* _Problem to solve_
The records that follow must be reproduced in full, exactly as written.

Records from a data source:
_ _ _

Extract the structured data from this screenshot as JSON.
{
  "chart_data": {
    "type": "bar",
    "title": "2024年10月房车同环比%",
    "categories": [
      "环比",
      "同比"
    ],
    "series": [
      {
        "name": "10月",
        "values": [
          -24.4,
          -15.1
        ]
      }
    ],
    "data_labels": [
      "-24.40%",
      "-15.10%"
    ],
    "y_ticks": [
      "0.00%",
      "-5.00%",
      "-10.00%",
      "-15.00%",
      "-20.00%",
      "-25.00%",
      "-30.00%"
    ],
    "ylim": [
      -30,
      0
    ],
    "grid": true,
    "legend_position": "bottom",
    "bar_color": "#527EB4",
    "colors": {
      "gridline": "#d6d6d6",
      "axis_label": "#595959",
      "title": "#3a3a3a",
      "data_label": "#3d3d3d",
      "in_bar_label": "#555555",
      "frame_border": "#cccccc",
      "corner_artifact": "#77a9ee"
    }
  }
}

_ _ _

* _Problem solution_
Extract the structured data from this screenshot as JSON.
{
  "chart_data": {
    "type": "bar",
    "title": "2024年10月房车同环比%",
    "categories": [
      "环比",
      "同比"
    ],
    "series": [
      {
        "name": "10月",
        "values": [
          -24.4,
          -15.1
        ]
      }
    ],
    "data_labels": [
      "-24.40%",
      "-15.10%"
    ],
    "y_ticks": [
      "0.00%",
      "-5.00%",
      "-10.00%",
      "-15.00%",
      "-20.00%",
      "-25.00%",
      "-30.00%"
    ],
    "ylim": [
      -30,
      0
    ],
    "grid": true,
    "legend_position": "bottom",
    "bar_color": "#527EB4",
    "colors": {
      "gridline": "#d6d6d6",
      "axis_label": "#595959",
      "title": "#3a3a3a",
      "data_label": "#3d3d3d",
      "in_bar_label": "#555555",
      "frame_border": "#cccccc",
      "corner_artifact": "#77a9ee"
    }
  }
}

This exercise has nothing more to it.